* SUPPLIED MATERIAL:

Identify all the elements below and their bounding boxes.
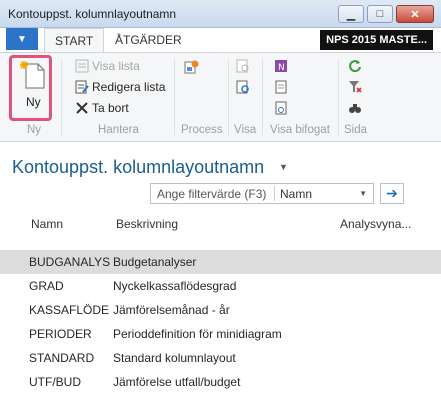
cell-beskrivning: Perioddefinition för minidiagram: [113, 327, 282, 341]
group-separator: [61, 59, 62, 135]
maximize-button[interactable]: □: [367, 5, 393, 23]
cell-beskrivning: Nyckelkassaflödesgrad: [113, 279, 237, 293]
edit-list-icon: [75, 80, 89, 94]
svg-text:N: N: [278, 63, 285, 73]
table-body: BUDGANALYS Budgetanalyser GRAD Nyckelkas…: [0, 250, 441, 394]
cell-namn: GRAD: [29, 279, 64, 293]
binoculars-icon: [348, 101, 362, 115]
link-icon: [274, 101, 288, 115]
column-header-analysvy[interactable]: Analysvyna...: [340, 217, 411, 231]
notes-icon: [274, 80, 288, 94]
cell-namn: PERIODER: [29, 327, 92, 341]
cell-namn: UTF/BUD: [29, 375, 81, 389]
new-button-label: Ny: [26, 95, 41, 109]
group-label-sida: Sida: [344, 124, 368, 136]
cell-beskrivning: Budgetanalyser: [113, 255, 197, 269]
cell-namn: BUDGANALYS: [29, 255, 111, 269]
edit-list-button[interactable]: Redigera lista: [75, 80, 165, 94]
group-label-ny: Ny: [27, 124, 42, 136]
clear-filter-icon: [348, 80, 362, 94]
group-separator: [228, 59, 229, 135]
view-list-button[interactable]: Visa lista: [75, 59, 140, 73]
arrow-right-icon: ➔: [386, 185, 398, 201]
group-label-visa-bifogat: Visa bifogat: [270, 124, 330, 136]
cell-beskrivning: Jämförelsemånad - år: [113, 303, 230, 317]
cell-beskrivning: Standard kolumnlayout: [113, 351, 236, 365]
tab-start[interactable]: START: [44, 28, 105, 52]
group-label-hantera: Hantera: [98, 124, 139, 136]
cell-beskrivning: Jämförelse utfall/budget: [113, 375, 241, 389]
view-document-icon: [236, 59, 250, 73]
new-button[interactable]: Ny: [9, 55, 52, 121]
cell-namn: KASSAFLÖDE: [29, 303, 110, 317]
table-row[interactable]: GRAD Nyckelkassaflödesgrad: [0, 274, 441, 298]
company-name[interactable]: NPS 2015 MASTE...: [320, 30, 433, 50]
group-label-process: Process: [181, 124, 223, 136]
filter-divider: [274, 186, 275, 201]
search-document-icon: [236, 80, 250, 94]
title-bar: Kontouppst. kolumnlayoutnamn ▁ □ ✕: [0, 0, 441, 28]
chevron-down-icon[interactable]: ▼: [359, 189, 367, 198]
ribbon-panel: Ny Ny Visa lista Redigera lista Ta bort …: [0, 52, 441, 142]
tab-start-label: START: [55, 34, 94, 48]
filter-field-select[interactable]: Namn: [280, 187, 312, 201]
onenote-icon: N: [274, 59, 288, 73]
onenote-button[interactable]: N: [274, 59, 288, 73]
search-input[interactable]: Ange filtervärde (F3): [157, 187, 266, 201]
group-label-visa: Visa: [234, 124, 257, 136]
chevron-down-icon: ▼: [17, 33, 27, 45]
maximize-icon: □: [376, 8, 384, 20]
find-button[interactable]: [348, 101, 362, 115]
group-separator: [174, 59, 175, 135]
cell-namn: STANDARD: [29, 351, 95, 365]
tab-atgarder[interactable]: ÅTGÄRDER: [115, 28, 182, 52]
process-icon: [184, 59, 199, 74]
clear-filter-button[interactable]: [348, 80, 362, 94]
ribbon-tabs: ▼ START ÅTGÄRDER NPS 2015 MASTE...: [0, 28, 441, 52]
table-row[interactable]: PERIODER Perioddefinition för minidiagra…: [0, 322, 441, 346]
table-row[interactable]: KASSAFLÖDE Jämförelsemånad - år: [0, 298, 441, 322]
notes-button[interactable]: [274, 80, 288, 94]
refresh-icon: [348, 59, 362, 73]
links-button[interactable]: [274, 101, 288, 115]
minimize-button[interactable]: ▁: [338, 5, 364, 23]
group-separator: [262, 59, 263, 135]
new-document-icon: [20, 61, 45, 89]
view-button[interactable]: [236, 59, 250, 73]
delete-icon: [75, 101, 89, 115]
minimize-icon: ▁: [346, 8, 356, 21]
close-icon: ✕: [410, 8, 420, 21]
view-list-icon: [75, 59, 89, 73]
chevron-down-icon[interactable]: ▼: [279, 162, 288, 172]
view-details-button[interactable]: [236, 80, 250, 94]
apply-filter-button[interactable]: ➔: [380, 183, 404, 204]
page-title: Kontouppst. kolumnlayoutnamn: [12, 157, 265, 177]
process-button[interactable]: [184, 59, 199, 74]
edit-list-label: Redigera lista: [92, 80, 166, 94]
refresh-button[interactable]: [348, 59, 362, 73]
window-title: Kontouppst. kolumnlayoutnamn: [8, 7, 177, 21]
table-row[interactable]: STANDARD Standard kolumnlayout: [0, 346, 441, 370]
filter-box: Ange filtervärde (F3) Namn ▼: [150, 183, 374, 204]
tab-atgarder-label: ÅTGÄRDER: [115, 33, 182, 47]
column-header-namn[interactable]: Namn: [31, 217, 63, 231]
delete-button[interactable]: Ta bort: [75, 101, 129, 115]
table-row[interactable]: BUDGANALYS Budgetanalyser: [0, 250, 441, 274]
delete-label: Ta bort: [92, 101, 129, 115]
column-header-beskrivning[interactable]: Beskrivning: [116, 217, 178, 231]
group-separator: [338, 59, 339, 135]
close-button[interactable]: ✕: [396, 5, 434, 23]
view-list-label: Visa lista: [92, 59, 140, 73]
app-menu-button[interactable]: ▼: [6, 28, 38, 50]
table-row[interactable]: UTF/BUD Jämförelse utfall/budget: [0, 370, 441, 394]
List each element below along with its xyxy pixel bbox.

* STATED EXERCISE: Please arrange every line of the material above as a Markdown table with the columns "Row" and "Entry", numbering the rows in order. Skip blank lines and leave out the pictures.

* REPLY TO THE EXERCISE:
| Row | Entry |
|---|---|
| 1 | Identify all the elements below and their bounding boxes. |
| 2 | cell-beskrivning: Perioddefinition för minidiagram: [113, 327, 282, 341] |
| 3 | group-separator: [61, 59, 62, 135] |
| 4 | maximize-button[interactable]: □: [367, 5, 393, 23] |
| 5 | cell-beskrivning: Nyckelkassaflödesgrad: [113, 279, 237, 293] |
| 6 | edit-list-icon: [75, 80, 89, 94] |
| 7 | svg-text:N: N: [278, 63, 285, 73] |
| 8 | table-body: BUDGANALYS Budgetanalyser GRAD Nyckelkas…: [0, 250, 441, 394] |
| 9 | cell-namn: GRAD: [29, 279, 64, 293] |
| 10 | binoculars-icon: [348, 101, 362, 115] |
| 11 | link-icon: [274, 101, 288, 115] |
| 12 | column-header-analysvy[interactable]: Analysvyna...: [340, 217, 411, 231] |
| 13 | notes-icon: [274, 80, 288, 94] |
| 14 | cell-namn: PERIODER: [29, 327, 92, 341] |
| 15 | cell-namn: UTF/BUD: [29, 375, 81, 389] |
| 16 | new-button-label: Ny: [26, 95, 41, 109] |
| 17 | group-label-sida: Sida: [344, 124, 368, 136] |
| 18 | cell-beskrivning: Budgetanalyser: [113, 255, 197, 269] |
| 19 | cell-namn: BUDGANALYS: [29, 255, 111, 269] |
| 20 | edit-list-button[interactable]: Redigera lista: [75, 80, 165, 94] |
| 21 | group-label-ny: Ny: [27, 124, 42, 136] |
| 22 | clear-filter-icon: [348, 80, 362, 94] |
| 23 | group-separator: [228, 59, 229, 135] |
| 24 | view-list-button[interactable]: Visa lista: [75, 59, 140, 73] |
| 25 | arrow-right-icon: ➔: [386, 185, 398, 201] |
| 26 | group-label-visa-bifogat: Visa bifogat: [270, 124, 330, 136] |
| 27 | cell-beskrivning: Jämförelsemånad - år: [113, 303, 230, 317] |
| 28 | cell-beskrivning: Standard kolumnlayout: [113, 351, 236, 365] |
| 29 | tab-start[interactable]: START: [44, 28, 105, 52] |
| 30 | group-label-hantera: Hantera: [98, 124, 139, 136] |
| 31 | cell-beskrivning: Jämförelse utfall/budget: [113, 375, 241, 389] |
| 32 | view-document-icon: [236, 59, 250, 73] |
| 33 | new-button[interactable]: Ny: [9, 55, 52, 121] |
| 34 | cell-namn: KASSAFLÖDE: [29, 303, 110, 317] |
| 35 | table-row[interactable]: GRAD Nyckelkassaflödesgrad: [0, 274, 441, 298] |
| 36 | company-name[interactable]: NPS 2015 MASTE...: [320, 30, 433, 50] |
| 37 | group-label-process: Process: [181, 124, 223, 136] |
| 38 | filter-divider: [274, 186, 275, 201] |
| 39 | search-document-icon: [236, 80, 250, 94] |
| 40 | title-bar: Kontouppst. kolumnlayoutnamn ▁ □ ✕: [0, 0, 441, 28] |
| 41 | chevron-down-icon[interactable]: ▼: [359, 189, 367, 198] |
| 42 | ribbon-panel: Ny Ny Visa lista Redigera lista Ta bort …: [0, 52, 441, 142] |
| 43 | tab-start-label: START: [55, 34, 94, 48] |
| 44 | filter-field-select[interactable]: Namn: [280, 187, 312, 201] |
| 45 | onenote-icon: N: [274, 59, 288, 73] |
| 46 | onenote-button[interactable]: N: [274, 59, 288, 73] |
| 47 | search-input[interactable]: Ange filtervärde (F3): [157, 187, 266, 201] |
| 48 | group-label-visa: Visa: [234, 124, 257, 136] |
| 49 | chevron-down-icon: ▼: [17, 33, 27, 45] |
| 50 | maximize-icon: □: [376, 8, 384, 20] |
| 51 | find-button[interactable]: [348, 101, 362, 115] |
| 52 | group-separator: [174, 59, 175, 135] |
| 53 | cell-namn: STANDARD: [29, 351, 95, 365] |
| 54 | tab-atgarder[interactable]: ÅTGÄRDER: [115, 28, 182, 52] |
| 55 | process-icon: [184, 59, 199, 74] |
| 56 | clear-filter-button[interactable]: [348, 80, 362, 94] |
| 57 | ribbon-tabs: ▼ START ÅTGÄRDER NPS 2015 MASTE...: [0, 28, 441, 52] |
| 58 | table-row[interactable]: PERIODER Perioddefinition för minidiagra…: [0, 322, 441, 346] |
| 59 | table-row[interactable]: KASSAFLÖDE Jämförelsemånad - år: [0, 298, 441, 322] |
| 60 | notes-button[interactable]: [274, 80, 288, 94] |
| 61 | refresh-icon: [348, 59, 362, 73] |
| 62 | links-button[interactable]: [274, 101, 288, 115] |
| 63 | minimize-button[interactable]: ▁: [338, 5, 364, 23] |
| 64 | group-separator: [262, 59, 263, 135] |
| 65 | new-document-icon: [20, 61, 45, 89] |
| 66 | view-button[interactable]: [236, 59, 250, 73] |
| 67 | delete-icon: [75, 101, 89, 115] |
| 68 | minimize-icon: ▁: [346, 8, 356, 21] |
| 69 | close-icon: ✕: [410, 8, 420, 21] |
| 70 | view-list-icon: [75, 59, 89, 73] |
| 71 | chevron-down-icon[interactable]: ▼: [279, 162, 288, 172] |
| 72 | view-details-button[interactable]: [236, 80, 250, 94] |
| 73 | apply-filter-button[interactable]: ➔: [380, 183, 404, 204] |
| 74 | page-title: Kontouppst. kolumnlayoutnamn: [12, 157, 265, 177] |
| 75 | process-button[interactable]: [184, 59, 199, 74] |
| 76 | edit-list-label: Redigera lista: [92, 80, 166, 94] |
| 77 | refresh-button[interactable]: [348, 59, 362, 73] |
| 78 | window-title: Kontouppst. kolumnlayoutnamn: [8, 7, 177, 21] |
| 79 | table-row[interactable]: STANDARD Standard kolumnlayout: [0, 346, 441, 370] |
| 80 | filter-box: Ange filtervärde (F3) Namn ▼: [150, 183, 374, 204] |
| 81 | tab-atgarder-label: ÅTGÄRDER: [115, 33, 182, 47] |
| 82 | column-header-namn[interactable]: Namn: [31, 217, 63, 231] |
| 83 | delete-button[interactable]: Ta bort: [75, 101, 129, 115] |
| 84 | table-row[interactable]: BUDGANALYS Budgetanalyser: [0, 250, 441, 274] |
| 85 | delete-label: Ta bort: [92, 101, 129, 115] |
| 86 | column-header-beskrivning[interactable]: Beskrivning: [116, 217, 178, 231] |
| 87 | group-separator: [338, 59, 339, 135] |
| 88 | close-button[interactable]: ✕: [396, 5, 434, 23] |
| 89 | view-list-label: Visa lista: [92, 59, 140, 73] |
| 90 | app-menu-button[interactable]: ▼: [6, 28, 38, 50] |
| 91 | table-row[interactable]: UTF/BUD Jämförelse utfall/budget: [0, 370, 441, 394] |
| 92 | List each element below along with its xyxy pixel bbox. |